# AIM OF THE TASK
Count, in the entries, the lines with "дуудсанаар". Answer with the number only.
↓
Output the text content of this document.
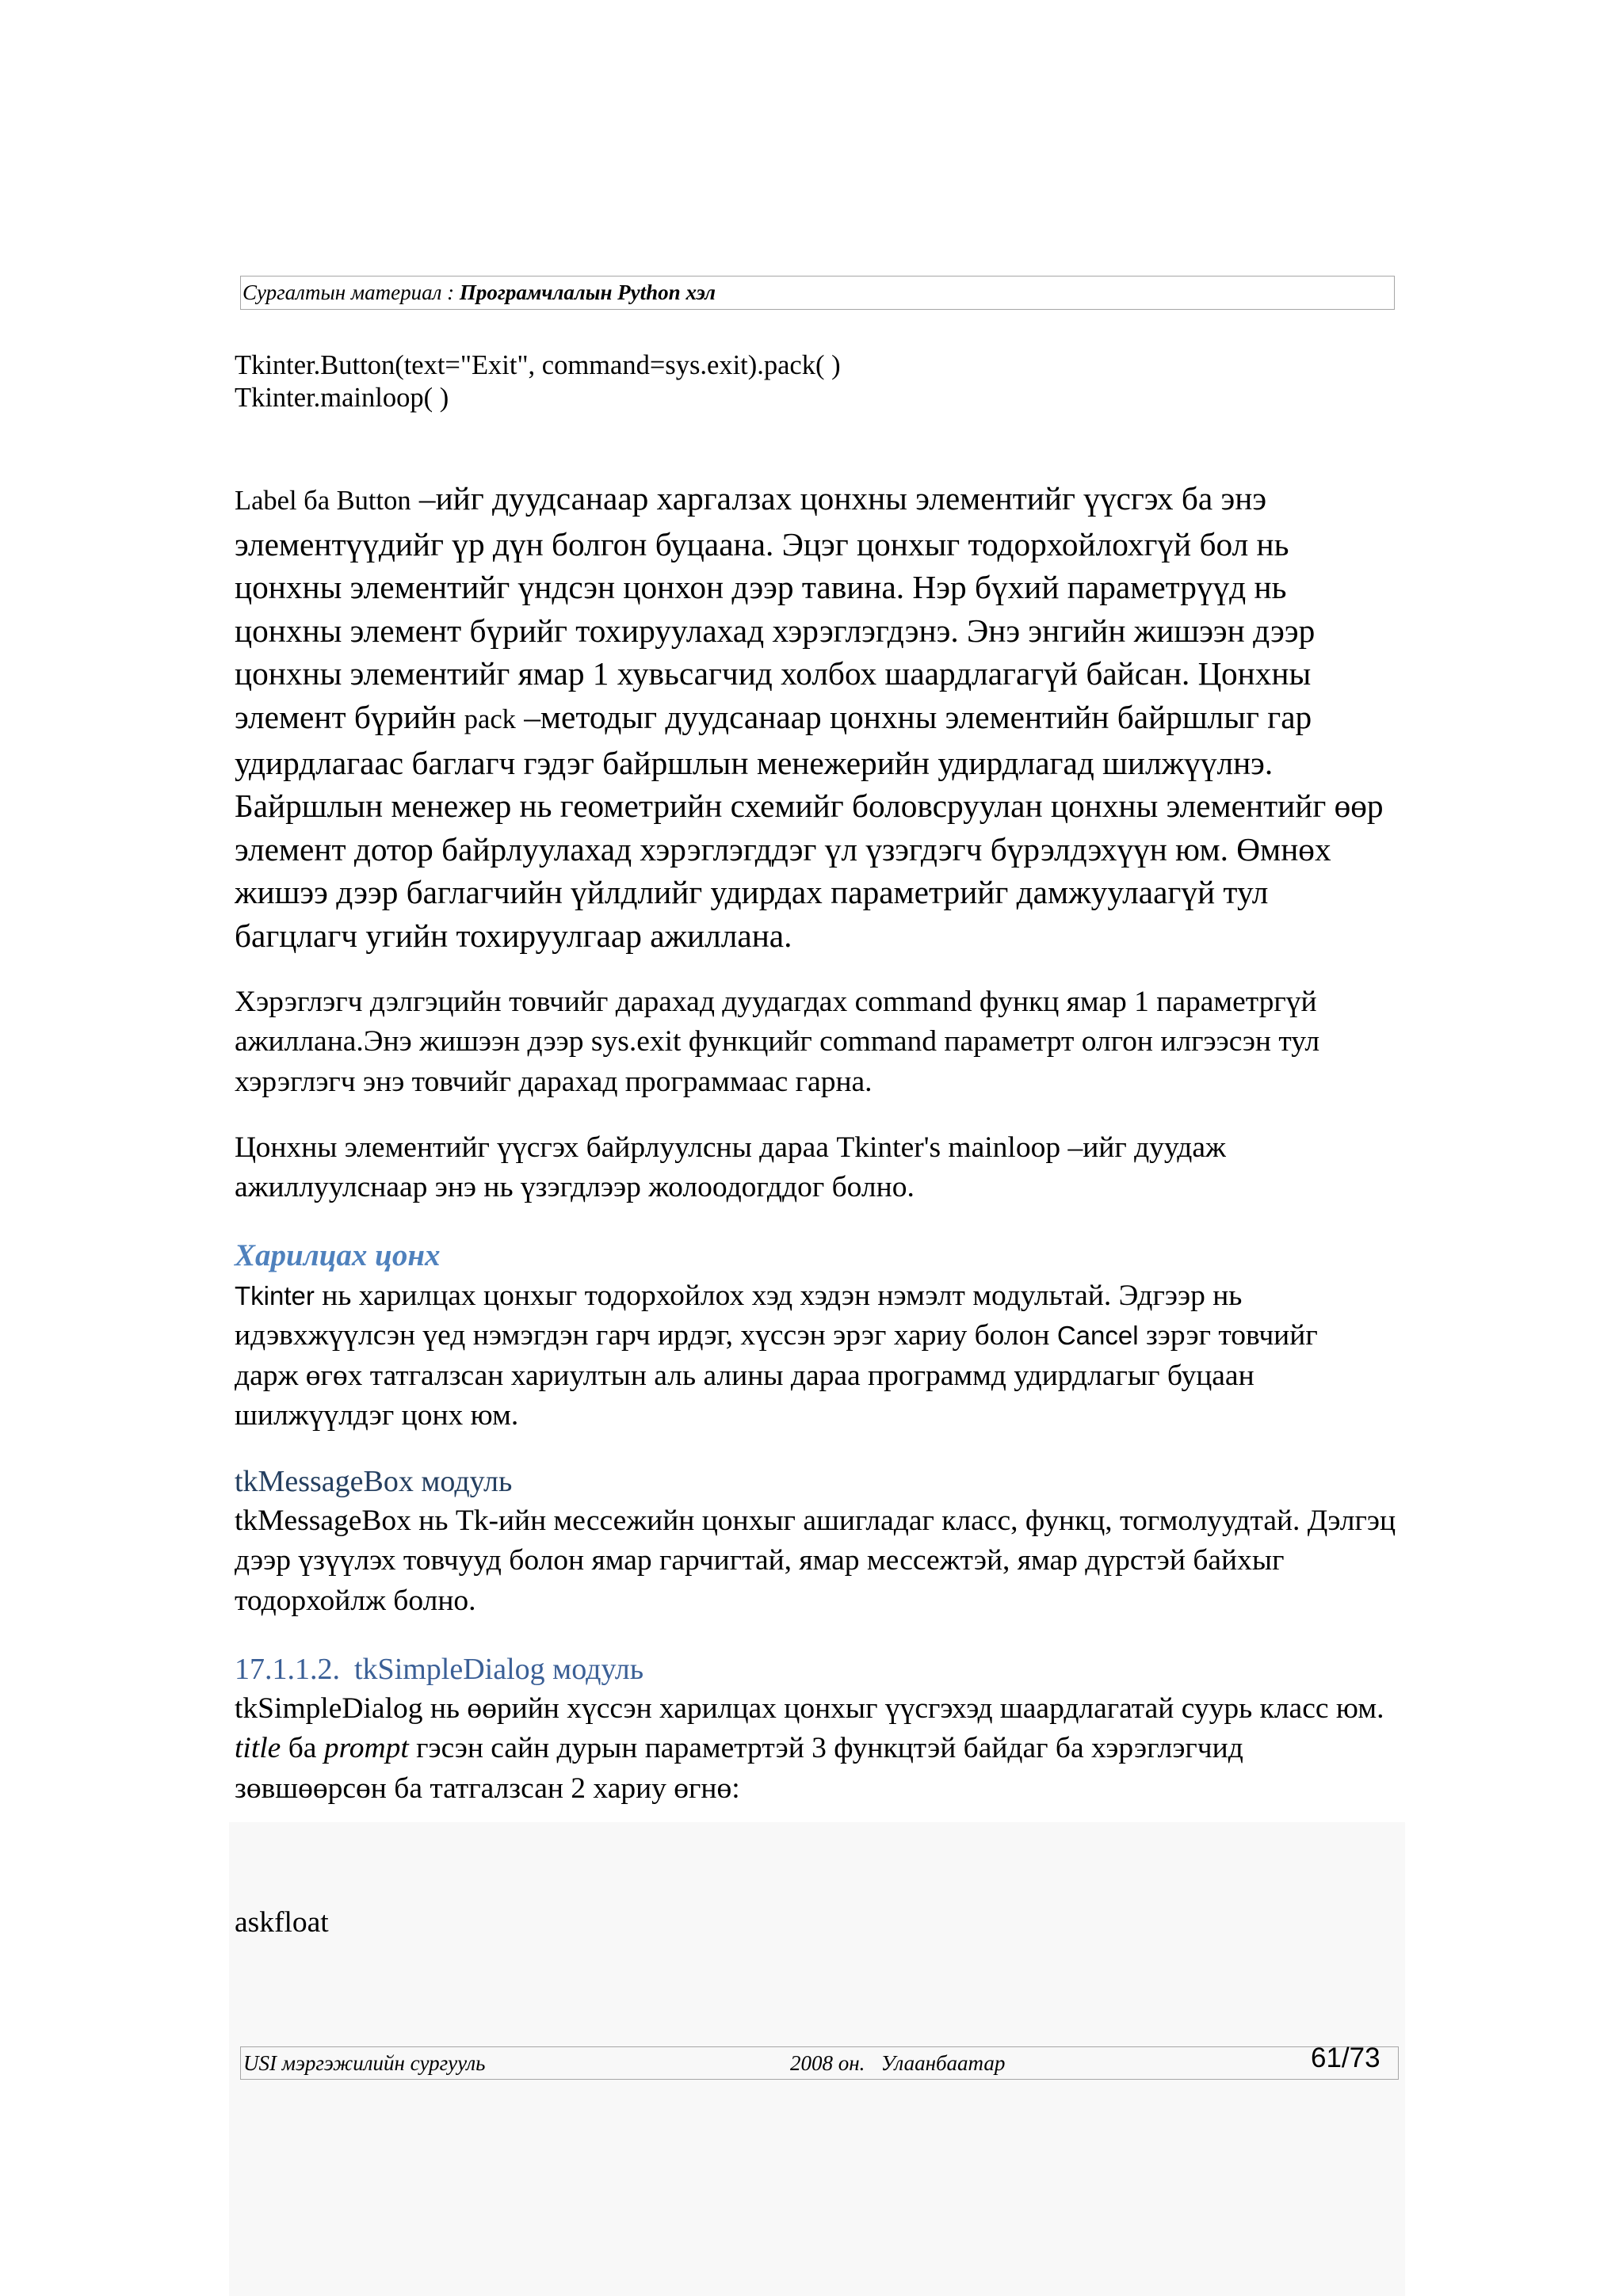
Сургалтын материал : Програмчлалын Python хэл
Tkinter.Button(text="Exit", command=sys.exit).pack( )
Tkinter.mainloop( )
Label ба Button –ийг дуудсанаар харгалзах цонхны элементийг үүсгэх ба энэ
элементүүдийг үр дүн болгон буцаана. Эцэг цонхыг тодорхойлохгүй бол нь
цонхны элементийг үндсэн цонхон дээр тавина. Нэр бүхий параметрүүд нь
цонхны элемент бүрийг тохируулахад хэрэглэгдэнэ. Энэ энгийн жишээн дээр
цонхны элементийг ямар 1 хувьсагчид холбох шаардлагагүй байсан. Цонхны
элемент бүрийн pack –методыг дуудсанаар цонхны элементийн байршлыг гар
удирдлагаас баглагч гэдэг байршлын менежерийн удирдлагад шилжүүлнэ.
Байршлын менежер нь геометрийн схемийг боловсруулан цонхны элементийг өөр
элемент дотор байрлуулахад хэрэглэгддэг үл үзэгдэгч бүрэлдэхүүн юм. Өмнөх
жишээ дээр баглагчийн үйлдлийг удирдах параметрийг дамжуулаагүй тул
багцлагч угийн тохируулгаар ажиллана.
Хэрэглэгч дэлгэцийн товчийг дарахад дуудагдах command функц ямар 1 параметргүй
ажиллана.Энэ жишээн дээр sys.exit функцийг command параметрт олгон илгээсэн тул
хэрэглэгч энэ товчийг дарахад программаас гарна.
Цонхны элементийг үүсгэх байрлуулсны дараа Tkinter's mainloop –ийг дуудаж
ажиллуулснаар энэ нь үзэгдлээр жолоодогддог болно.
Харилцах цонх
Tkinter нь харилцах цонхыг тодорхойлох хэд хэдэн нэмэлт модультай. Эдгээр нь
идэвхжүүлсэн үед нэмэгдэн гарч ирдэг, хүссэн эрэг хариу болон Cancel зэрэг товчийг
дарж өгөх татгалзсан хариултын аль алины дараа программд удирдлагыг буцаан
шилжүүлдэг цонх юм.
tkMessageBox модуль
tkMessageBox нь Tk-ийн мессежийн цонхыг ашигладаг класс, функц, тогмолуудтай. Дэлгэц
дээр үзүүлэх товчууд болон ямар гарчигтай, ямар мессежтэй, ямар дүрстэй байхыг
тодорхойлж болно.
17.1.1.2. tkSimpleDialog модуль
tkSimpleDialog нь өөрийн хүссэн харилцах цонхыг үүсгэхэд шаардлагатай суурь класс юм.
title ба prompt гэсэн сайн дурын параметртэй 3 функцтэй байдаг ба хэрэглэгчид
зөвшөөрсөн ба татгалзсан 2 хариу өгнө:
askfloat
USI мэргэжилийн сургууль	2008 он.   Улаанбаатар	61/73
↑
# RESULT OF THE EXERCISE
2